* INSTRUCTIONS TO FOLLOW *
Can you output the records below exactly as they are written?

>> START

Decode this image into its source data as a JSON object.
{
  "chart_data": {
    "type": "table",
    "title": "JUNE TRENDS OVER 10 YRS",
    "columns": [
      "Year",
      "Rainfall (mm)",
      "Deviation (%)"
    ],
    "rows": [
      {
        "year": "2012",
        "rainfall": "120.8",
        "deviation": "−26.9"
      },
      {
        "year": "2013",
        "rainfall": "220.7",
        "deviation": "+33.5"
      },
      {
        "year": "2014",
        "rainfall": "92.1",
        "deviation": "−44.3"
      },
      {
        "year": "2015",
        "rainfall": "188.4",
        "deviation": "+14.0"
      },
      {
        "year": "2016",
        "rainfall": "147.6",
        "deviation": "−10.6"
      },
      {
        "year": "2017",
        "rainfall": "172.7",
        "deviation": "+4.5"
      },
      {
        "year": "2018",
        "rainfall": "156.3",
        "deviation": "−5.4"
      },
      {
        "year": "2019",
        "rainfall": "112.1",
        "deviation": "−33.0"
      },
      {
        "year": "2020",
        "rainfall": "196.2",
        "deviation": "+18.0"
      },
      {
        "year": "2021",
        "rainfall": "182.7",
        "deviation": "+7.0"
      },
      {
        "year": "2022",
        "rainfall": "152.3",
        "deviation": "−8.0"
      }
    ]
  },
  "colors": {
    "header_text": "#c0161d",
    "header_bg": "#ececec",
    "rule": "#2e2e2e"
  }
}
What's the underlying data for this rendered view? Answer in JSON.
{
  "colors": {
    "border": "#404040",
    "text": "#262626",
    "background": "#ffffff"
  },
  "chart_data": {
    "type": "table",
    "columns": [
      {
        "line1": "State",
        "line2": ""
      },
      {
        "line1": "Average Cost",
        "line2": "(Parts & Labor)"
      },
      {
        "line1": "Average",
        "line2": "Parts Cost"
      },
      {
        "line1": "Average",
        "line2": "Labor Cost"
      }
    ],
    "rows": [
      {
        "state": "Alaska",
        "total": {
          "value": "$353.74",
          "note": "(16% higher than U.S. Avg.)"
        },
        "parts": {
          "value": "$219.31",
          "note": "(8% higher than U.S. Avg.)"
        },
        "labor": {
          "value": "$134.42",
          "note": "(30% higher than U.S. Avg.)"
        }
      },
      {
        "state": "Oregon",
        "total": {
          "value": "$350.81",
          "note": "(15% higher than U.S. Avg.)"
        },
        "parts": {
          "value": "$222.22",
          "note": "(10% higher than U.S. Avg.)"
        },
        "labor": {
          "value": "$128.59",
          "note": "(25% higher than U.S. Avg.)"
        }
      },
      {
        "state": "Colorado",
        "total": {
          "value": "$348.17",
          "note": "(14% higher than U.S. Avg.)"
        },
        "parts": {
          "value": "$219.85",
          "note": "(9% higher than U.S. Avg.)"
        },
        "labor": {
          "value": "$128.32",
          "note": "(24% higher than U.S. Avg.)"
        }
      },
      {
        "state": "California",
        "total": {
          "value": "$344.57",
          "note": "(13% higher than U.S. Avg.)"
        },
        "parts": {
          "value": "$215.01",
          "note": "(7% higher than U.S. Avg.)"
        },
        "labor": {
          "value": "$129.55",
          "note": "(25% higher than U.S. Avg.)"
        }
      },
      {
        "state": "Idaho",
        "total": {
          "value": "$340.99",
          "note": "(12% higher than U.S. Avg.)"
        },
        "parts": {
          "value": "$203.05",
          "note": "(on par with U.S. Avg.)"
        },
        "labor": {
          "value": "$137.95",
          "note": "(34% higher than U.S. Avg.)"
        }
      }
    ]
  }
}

>> END

* WRITTEN ANSWER *
Decode this image into its source data as a JSON object.
{
  "chart_data": {
    "type": "table",
    "title": "JUNE TRENDS OVER 10 YRS",
    "columns": [
      "Year",
      "Rainfall (mm)",
      "Deviation (%)"
    ],
    "rows": [
      {
        "year": "2012",
        "rainfall": "120.8",
        "deviation": "−26.9"
      },
      {
        "year": "2013",
        "rainfall": "220.7",
        "deviation": "+33.5"
      },
      {
        "year": "2014",
        "rainfall": "92.1",
        "deviation": "−44.3"
      },
      {
        "year": "2015",
        "rainfall": "188.4",
        "deviation": "+14.0"
      },
      {
        "year": "2016",
        "rainfall": "147.6",
        "deviation": "−10.6"
      },
      {
        "year": "2017",
        "rainfall": "172.7",
        "deviation": "+4.5"
      },
      {
        "year": "2018",
        "rainfall": "156.3",
        "deviation": "−5.4"
      },
      {
        "year": "2019",
        "rainfall": "112.1",
        "deviation": "−33.0"
      },
      {
        "year": "2020",
        "rainfall": "196.2",
        "deviation": "+18.0"
      },
      {
        "year": "2021",
        "rainfall": "182.7",
        "deviation": "+7.0"
      },
      {
        "year": "2022",
        "rainfall": "152.3",
        "deviation": "−8.0"
      }
    ]
  },
  "colors": {
    "header_text": "#c0161d",
    "header_bg": "#ececec",
    "rule": "#2e2e2e"
  }
}
What's the underlying data for this rendered view? Answer in JSON.
{
  "colors": {
    "border": "#404040",
    "text": "#262626",
    "background": "#ffffff"
  },
  "chart_data": {
    "type": "table",
    "columns": [
      {
        "line1": "State",
        "line2": ""
      },
      {
        "line1": "Average Cost",
        "line2": "(Parts & Labor)"
      },
      {
        "line1": "Average",
        "line2": "Parts Cost"
      },
      {
        "line1": "Average",
        "line2": "Labor Cost"
      }
    ],
    "rows": [
      {
        "state": "Alaska",
        "total": {
          "value": "$353.74",
          "note": "(16% higher than U.S. Avg.)"
        },
        "parts": {
          "value": "$219.31",
          "note": "(8% higher than U.S. Avg.)"
        },
        "labor": {
          "value": "$134.42",
          "note": "(30% higher than U.S. Avg.)"
        }
      },
      {
        "state": "Oregon",
        "total": {
          "value": "$350.81",
          "note": "(15% higher than U.S. Avg.)"
        },
        "parts": {
          "value": "$222.22",
          "note": "(10% higher than U.S. Avg.)"
        },
        "labor": {
          "value": "$128.59",
          "note": "(25% higher than U.S. Avg.)"
        }
      },
      {
        "state": "Colorado",
        "total": {
          "value": "$348.17",
          "note": "(14% higher than U.S. Avg.)"
        },
        "parts": {
          "value": "$219.85",
          "note": "(9% higher than U.S. Avg.)"
        },
        "labor": {
          "value": "$128.32",
          "note": "(24% higher than U.S. Avg.)"
        }
      },
      {
        "state": "California",
        "total": {
          "value": "$344.57",
          "note": "(13% higher than U.S. Avg.)"
        },
        "parts": {
          "value": "$215.01",
          "note": "(7% higher than U.S. Avg.)"
        },
        "labor": {
          "value": "$129.55",
          "note": "(25% higher than U.S. Avg.)"
        }
      },
      {
        "state": "Idaho",
        "total": {
          "value": "$340.99",
          "note": "(12% higher than U.S. Avg.)"
        },
        "parts": {
          "value": "$203.05",
          "note": "(on par with U.S. Avg.)"
        },
        "labor": {
          "value": "$137.95",
          "note": "(34% higher than U.S. Avg.)"
        }
      }
    ]
  }
}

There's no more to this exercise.